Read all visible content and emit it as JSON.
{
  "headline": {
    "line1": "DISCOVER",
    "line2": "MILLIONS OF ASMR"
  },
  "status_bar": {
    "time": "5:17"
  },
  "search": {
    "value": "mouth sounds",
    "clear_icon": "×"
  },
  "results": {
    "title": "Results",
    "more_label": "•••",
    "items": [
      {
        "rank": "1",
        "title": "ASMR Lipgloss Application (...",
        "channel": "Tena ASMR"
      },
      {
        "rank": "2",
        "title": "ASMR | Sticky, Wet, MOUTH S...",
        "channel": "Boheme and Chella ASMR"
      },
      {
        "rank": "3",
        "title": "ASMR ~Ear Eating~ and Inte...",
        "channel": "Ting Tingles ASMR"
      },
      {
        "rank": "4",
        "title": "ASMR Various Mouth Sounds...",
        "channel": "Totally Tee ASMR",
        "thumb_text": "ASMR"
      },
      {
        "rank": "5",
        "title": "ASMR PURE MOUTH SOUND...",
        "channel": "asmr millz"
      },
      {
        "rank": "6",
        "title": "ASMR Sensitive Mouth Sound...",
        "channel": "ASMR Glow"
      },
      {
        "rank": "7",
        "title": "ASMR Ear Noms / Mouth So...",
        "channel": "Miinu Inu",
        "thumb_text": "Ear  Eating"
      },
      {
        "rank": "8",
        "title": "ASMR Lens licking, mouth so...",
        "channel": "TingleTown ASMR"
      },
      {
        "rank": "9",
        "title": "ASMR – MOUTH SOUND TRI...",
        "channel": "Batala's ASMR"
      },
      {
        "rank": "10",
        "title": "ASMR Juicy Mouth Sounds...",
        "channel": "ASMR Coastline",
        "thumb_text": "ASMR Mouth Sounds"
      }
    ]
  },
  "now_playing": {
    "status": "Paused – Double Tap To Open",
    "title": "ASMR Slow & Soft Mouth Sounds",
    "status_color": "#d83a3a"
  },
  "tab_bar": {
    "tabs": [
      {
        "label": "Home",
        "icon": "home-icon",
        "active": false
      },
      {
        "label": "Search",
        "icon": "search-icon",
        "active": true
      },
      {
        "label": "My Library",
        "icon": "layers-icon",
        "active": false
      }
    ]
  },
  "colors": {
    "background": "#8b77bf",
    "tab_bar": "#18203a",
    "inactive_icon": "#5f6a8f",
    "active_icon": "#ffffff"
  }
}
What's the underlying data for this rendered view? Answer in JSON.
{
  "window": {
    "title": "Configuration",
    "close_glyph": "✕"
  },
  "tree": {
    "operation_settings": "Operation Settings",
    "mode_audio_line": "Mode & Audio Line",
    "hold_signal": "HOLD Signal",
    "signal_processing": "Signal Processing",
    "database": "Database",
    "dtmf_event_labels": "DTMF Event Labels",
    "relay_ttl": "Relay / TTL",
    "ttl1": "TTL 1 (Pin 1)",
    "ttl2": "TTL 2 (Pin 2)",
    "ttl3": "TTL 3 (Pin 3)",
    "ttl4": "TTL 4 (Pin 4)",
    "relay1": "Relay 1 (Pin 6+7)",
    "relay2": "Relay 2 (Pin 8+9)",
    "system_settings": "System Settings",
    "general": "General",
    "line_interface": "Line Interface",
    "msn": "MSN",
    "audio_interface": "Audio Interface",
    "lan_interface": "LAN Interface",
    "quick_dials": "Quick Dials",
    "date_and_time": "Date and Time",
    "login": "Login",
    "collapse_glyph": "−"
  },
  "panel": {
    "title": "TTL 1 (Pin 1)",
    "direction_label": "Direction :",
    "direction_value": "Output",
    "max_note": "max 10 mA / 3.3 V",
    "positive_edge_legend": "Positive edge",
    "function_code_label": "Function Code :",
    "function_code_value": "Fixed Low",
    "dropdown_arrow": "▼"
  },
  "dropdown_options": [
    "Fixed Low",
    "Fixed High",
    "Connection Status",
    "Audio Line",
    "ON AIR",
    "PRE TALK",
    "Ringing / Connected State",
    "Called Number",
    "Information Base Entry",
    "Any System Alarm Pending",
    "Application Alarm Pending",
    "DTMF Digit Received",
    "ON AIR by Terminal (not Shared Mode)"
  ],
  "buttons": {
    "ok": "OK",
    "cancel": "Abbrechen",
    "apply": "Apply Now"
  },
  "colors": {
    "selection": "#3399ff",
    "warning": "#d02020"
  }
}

### PROBLEM DETAILS:
Could you quote the material above in full, exactly as it stands?

### REPLY:
Read all visible content and emit it as JSON.
{
  "headline": {
    "line1": "DISCOVER",
    "line2": "MILLIONS OF ASMR"
  },
  "status_bar": {
    "time": "5:17"
  },
  "search": {
    "value": "mouth sounds",
    "clear_icon": "×"
  },
  "results": {
    "title": "Results",
    "more_label": "•••",
    "items": [
      {
        "rank": "1",
        "title": "ASMR Lipgloss Application (...",
        "channel": "Tena ASMR"
      },
      {
        "rank": "2",
        "title": "ASMR | Sticky, Wet, MOUTH S...",
        "channel": "Boheme and Chella ASMR"
      },
      {
        "rank": "3",
        "title": "ASMR ~Ear Eating~ and Inte...",
        "channel": "Ting Tingles ASMR"
      },
      {
        "rank": "4",
        "title": "ASMR Various Mouth Sounds...",
        "channel": "Totally Tee ASMR",
        "thumb_text": "ASMR"
      },
      {
        "rank": "5",
        "title": "ASMR PURE MOUTH SOUND...",
        "channel": "asmr millz"
      },
      {
        "rank": "6",
        "title": "ASMR Sensitive Mouth Sound...",
        "channel": "ASMR Glow"
      },
      {
        "rank": "7",
        "title": "ASMR Ear Noms / Mouth So...",
        "channel": "Miinu Inu",
        "thumb_text": "Ear  Eating"
      },
      {
        "rank": "8",
        "title": "ASMR Lens licking, mouth so...",
        "channel": "TingleTown ASMR"
      },
      {
        "rank": "9",
        "title": "ASMR – MOUTH SOUND TRI...",
        "channel": "Batala's ASMR"
      },
      {
        "rank": "10",
        "title": "ASMR Juicy Mouth Sounds...",
        "channel": "ASMR Coastline",
        "thumb_text": "ASMR Mouth Sounds"
      }
    ]
  },
  "now_playing": {
    "status": "Paused – Double Tap To Open",
    "title": "ASMR Slow & Soft Mouth Sounds",
    "status_color": "#d83a3a"
  },
  "tab_bar": {
    "tabs": [
      {
        "label": "Home",
        "icon": "home-icon",
        "active": false
      },
      {
        "label": "Search",
        "icon": "search-icon",
        "active": true
      },
      {
        "label": "My Library",
        "icon": "layers-icon",
        "active": false
      }
    ]
  },
  "colors": {
    "background": "#8b77bf",
    "tab_bar": "#18203a",
    "inactive_icon": "#5f6a8f",
    "active_icon": "#ffffff"
  }
}
What's the underlying data for this rendered view? Answer in JSON.
{
  "window": {
    "title": "Configuration",
    "close_glyph": "✕"
  },
  "tree": {
    "operation_settings": "Operation Settings",
    "mode_audio_line": "Mode & Audio Line",
    "hold_signal": "HOLD Signal",
    "signal_processing": "Signal Processing",
    "database": "Database",
    "dtmf_event_labels": "DTMF Event Labels",
    "relay_ttl": "Relay / TTL",
    "ttl1": "TTL 1 (Pin 1)",
    "ttl2": "TTL 2 (Pin 2)",
    "ttl3": "TTL 3 (Pin 3)",
    "ttl4": "TTL 4 (Pin 4)",
    "relay1": "Relay 1 (Pin 6+7)",
    "relay2": "Relay 2 (Pin 8+9)",
    "system_settings": "System Settings",
    "general": "General",
    "line_interface": "Line Interface",
    "msn": "MSN",
    "audio_interface": "Audio Interface",
    "lan_interface": "LAN Interface",
    "quick_dials": "Quick Dials",
    "date_and_time": "Date and Time",
    "login": "Login",
    "collapse_glyph": "−"
  },
  "panel": {
    "title": "TTL 1 (Pin 1)",
    "direction_label": "Direction :",
    "direction_value": "Output",
    "max_note": "max 10 mA / 3.3 V",
    "positive_edge_legend": "Positive edge",
    "function_code_label": "Function Code :",
    "function_code_value": "Fixed Low",
    "dropdown_arrow": "▼"
  },
  "dropdown_options": [
    "Fixed Low",
    "Fixed High",
    "Connection Status",
    "Audio Line",
    "ON AIR",
    "PRE TALK",
    "Ringing / Connected State",
    "Called Number",
    "Information Base Entry",
    "Any System Alarm Pending",
    "Application Alarm Pending",
    "DTMF Digit Received",
    "ON AIR by Terminal (not Shared Mode)"
  ],
  "buttons": {
    "ok": "OK",
    "cancel": "Abbrechen",
    "apply": "Apply Now"
  },
  "colors": {
    "selection": "#3399ff",
    "warning": "#d02020"
  }
}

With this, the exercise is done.